**WRITTEN EXERCISE:**
Return the whole listing exactly as it stands.

**DATA TO USE:**
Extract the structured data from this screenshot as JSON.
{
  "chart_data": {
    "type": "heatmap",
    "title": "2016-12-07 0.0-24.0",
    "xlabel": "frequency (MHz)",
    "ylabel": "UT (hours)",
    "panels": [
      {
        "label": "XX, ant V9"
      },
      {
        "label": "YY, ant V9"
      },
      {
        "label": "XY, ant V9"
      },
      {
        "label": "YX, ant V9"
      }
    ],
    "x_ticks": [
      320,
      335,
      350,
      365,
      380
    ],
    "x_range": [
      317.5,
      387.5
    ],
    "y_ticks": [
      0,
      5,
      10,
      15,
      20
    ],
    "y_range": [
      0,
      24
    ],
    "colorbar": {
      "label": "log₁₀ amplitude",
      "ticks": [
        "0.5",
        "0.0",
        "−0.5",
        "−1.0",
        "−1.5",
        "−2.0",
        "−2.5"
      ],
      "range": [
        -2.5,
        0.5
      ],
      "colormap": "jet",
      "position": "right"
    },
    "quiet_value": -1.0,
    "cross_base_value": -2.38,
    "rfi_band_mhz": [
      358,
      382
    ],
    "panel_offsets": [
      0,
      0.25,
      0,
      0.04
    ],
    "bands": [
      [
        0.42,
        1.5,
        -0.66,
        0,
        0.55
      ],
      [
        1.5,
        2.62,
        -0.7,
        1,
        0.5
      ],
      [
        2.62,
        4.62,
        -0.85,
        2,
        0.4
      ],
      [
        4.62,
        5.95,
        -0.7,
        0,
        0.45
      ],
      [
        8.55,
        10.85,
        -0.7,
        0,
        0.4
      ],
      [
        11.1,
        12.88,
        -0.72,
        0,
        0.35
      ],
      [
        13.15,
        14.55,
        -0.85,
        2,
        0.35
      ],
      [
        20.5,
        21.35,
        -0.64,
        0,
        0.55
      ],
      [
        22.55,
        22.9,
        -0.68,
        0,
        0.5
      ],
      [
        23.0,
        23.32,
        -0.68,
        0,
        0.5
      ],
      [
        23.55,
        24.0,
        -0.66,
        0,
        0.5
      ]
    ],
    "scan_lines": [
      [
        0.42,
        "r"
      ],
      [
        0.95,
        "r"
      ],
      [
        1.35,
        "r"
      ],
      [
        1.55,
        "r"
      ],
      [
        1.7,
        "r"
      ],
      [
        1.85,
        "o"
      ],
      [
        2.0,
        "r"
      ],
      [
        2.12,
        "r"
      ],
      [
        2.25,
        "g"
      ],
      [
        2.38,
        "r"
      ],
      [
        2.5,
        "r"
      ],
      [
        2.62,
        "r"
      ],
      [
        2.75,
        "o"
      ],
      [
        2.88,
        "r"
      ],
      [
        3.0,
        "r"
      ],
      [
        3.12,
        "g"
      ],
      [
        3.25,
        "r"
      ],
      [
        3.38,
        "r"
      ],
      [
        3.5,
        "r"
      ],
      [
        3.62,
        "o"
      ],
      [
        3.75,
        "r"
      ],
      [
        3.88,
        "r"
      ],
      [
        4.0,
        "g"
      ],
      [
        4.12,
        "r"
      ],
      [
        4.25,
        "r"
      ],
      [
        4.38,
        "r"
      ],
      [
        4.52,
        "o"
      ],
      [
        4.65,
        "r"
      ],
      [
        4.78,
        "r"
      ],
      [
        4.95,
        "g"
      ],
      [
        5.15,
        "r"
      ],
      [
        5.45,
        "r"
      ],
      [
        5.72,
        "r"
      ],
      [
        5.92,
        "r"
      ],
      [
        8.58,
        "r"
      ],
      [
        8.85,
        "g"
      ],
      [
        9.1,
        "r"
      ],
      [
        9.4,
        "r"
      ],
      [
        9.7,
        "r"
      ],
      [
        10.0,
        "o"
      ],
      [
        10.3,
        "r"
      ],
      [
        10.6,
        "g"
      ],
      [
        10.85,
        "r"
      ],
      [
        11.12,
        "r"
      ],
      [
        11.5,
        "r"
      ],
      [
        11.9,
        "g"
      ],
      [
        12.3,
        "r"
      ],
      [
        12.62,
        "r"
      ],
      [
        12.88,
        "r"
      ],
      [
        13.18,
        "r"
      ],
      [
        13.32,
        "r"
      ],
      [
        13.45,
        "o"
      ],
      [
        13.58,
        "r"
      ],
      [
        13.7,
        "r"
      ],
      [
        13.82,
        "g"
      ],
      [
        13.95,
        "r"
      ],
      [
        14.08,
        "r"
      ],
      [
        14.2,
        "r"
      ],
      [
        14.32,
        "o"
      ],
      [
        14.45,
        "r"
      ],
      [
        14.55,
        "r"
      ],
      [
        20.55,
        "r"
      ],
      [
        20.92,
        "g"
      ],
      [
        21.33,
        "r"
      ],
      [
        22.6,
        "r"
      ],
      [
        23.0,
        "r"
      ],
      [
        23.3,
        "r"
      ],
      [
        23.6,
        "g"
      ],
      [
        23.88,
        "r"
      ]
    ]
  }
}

**ANSWER TO THIS EXERCISE:**
Extract the structured data from this screenshot as JSON.
{
  "chart_data": {
    "type": "heatmap",
    "title": "2016-12-07 0.0-24.0",
    "xlabel": "frequency (MHz)",
    "ylabel": "UT (hours)",
    "panels": [
      {
        "label": "XX, ant V9"
      },
      {
        "label": "YY, ant V9"
      },
      {
        "label": "XY, ant V9"
      },
      {
        "label": "YX, ant V9"
      }
    ],
    "x_ticks": [
      320,
      335,
      350,
      365,
      380
    ],
    "x_range": [
      317.5,
      387.5
    ],
    "y_ticks": [
      0,
      5,
      10,
      15,
      20
    ],
    "y_range": [
      0,
      24
    ],
    "colorbar": {
      "label": "log₁₀ amplitude",
      "ticks": [
        "0.5",
        "0.0",
        "−0.5",
        "−1.0",
        "−1.5",
        "−2.0",
        "−2.5"
      ],
      "range": [
        -2.5,
        0.5
      ],
      "colormap": "jet",
      "position": "right"
    },
    "quiet_value": -1.0,
    "cross_base_value": -2.38,
    "rfi_band_mhz": [
      358,
      382
    ],
    "panel_offsets": [
      0,
      0.25,
      0,
      0.04
    ],
    "bands": [
      [
        0.42,
        1.5,
        -0.66,
        0,
        0.55
      ],
      [
        1.5,
        2.62,
        -0.7,
        1,
        0.5
      ],
      [
        2.62,
        4.62,
        -0.85,
        2,
        0.4
      ],
      [
        4.62,
        5.95,
        -0.7,
        0,
        0.45
      ],
      [
        8.55,
        10.85,
        -0.7,
        0,
        0.4
      ],
      [
        11.1,
        12.88,
        -0.72,
        0,
        0.35
      ],
      [
        13.15,
        14.55,
        -0.85,
        2,
        0.35
      ],
      [
        20.5,
        21.35,
        -0.64,
        0,
        0.55
      ],
      [
        22.55,
        22.9,
        -0.68,
        0,
        0.5
      ],
      [
        23.0,
        23.32,
        -0.68,
        0,
        0.5
      ],
      [
        23.55,
        24.0,
        -0.66,
        0,
        0.5
      ]
    ],
    "scan_lines": [
      [
        0.42,
        "r"
      ],
      [
        0.95,
        "r"
      ],
      [
        1.35,
        "r"
      ],
      [
        1.55,
        "r"
      ],
      [
        1.7,
        "r"
      ],
      [
        1.85,
        "o"
      ],
      [
        2.0,
        "r"
      ],
      [
        2.12,
        "r"
      ],
      [
        2.25,
        "g"
      ],
      [
        2.38,
        "r"
      ],
      [
        2.5,
        "r"
      ],
      [
        2.62,
        "r"
      ],
      [
        2.75,
        "o"
      ],
      [
        2.88,
        "r"
      ],
      [
        3.0,
        "r"
      ],
      [
        3.12,
        "g"
      ],
      [
        3.25,
        "r"
      ],
      [
        3.38,
        "r"
      ],
      [
        3.5,
        "r"
      ],
      [
        3.62,
        "o"
      ],
      [
        3.75,
        "r"
      ],
      [
        3.88,
        "r"
      ],
      [
        4.0,
        "g"
      ],
      [
        4.12,
        "r"
      ],
      [
        4.25,
        "r"
      ],
      [
        4.38,
        "r"
      ],
      [
        4.52,
        "o"
      ],
      [
        4.65,
        "r"
      ],
      [
        4.78,
        "r"
      ],
      [
        4.95,
        "g"
      ],
      [
        5.15,
        "r"
      ],
      [
        5.45,
        "r"
      ],
      [
        5.72,
        "r"
      ],
      [
        5.92,
        "r"
      ],
      [
        8.58,
        "r"
      ],
      [
        8.85,
        "g"
      ],
      [
        9.1,
        "r"
      ],
      [
        9.4,
        "r"
      ],
      [
        9.7,
        "r"
      ],
      [
        10.0,
        "o"
      ],
      [
        10.3,
        "r"
      ],
      [
        10.6,
        "g"
      ],
      [
        10.85,
        "r"
      ],
      [
        11.12,
        "r"
      ],
      [
        11.5,
        "r"
      ],
      [
        11.9,
        "g"
      ],
      [
        12.3,
        "r"
      ],
      [
        12.62,
        "r"
      ],
      [
        12.88,
        "r"
      ],
      [
        13.18,
        "r"
      ],
      [
        13.32,
        "r"
      ],
      [
        13.45,
        "o"
      ],
      [
        13.58,
        "r"
      ],
      [
        13.7,
        "r"
      ],
      [
        13.82,
        "g"
      ],
      [
        13.95,
        "r"
      ],
      [
        14.08,
        "r"
      ],
      [
        14.2,
        "r"
      ],
      [
        14.32,
        "o"
      ],
      [
        14.45,
        "r"
      ],
      [
        14.55,
        "r"
      ],
      [
        20.55,
        "r"
      ],
      [
        20.92,
        "g"
      ],
      [
        21.33,
        "r"
      ],
      [
        22.6,
        "r"
      ],
      [
        23.0,
        "r"
      ],
      [
        23.3,
        "r"
      ],
      [
        23.6,
        "g"
      ],
      [
        23.88,
        "r"
      ]
    ]
  }
}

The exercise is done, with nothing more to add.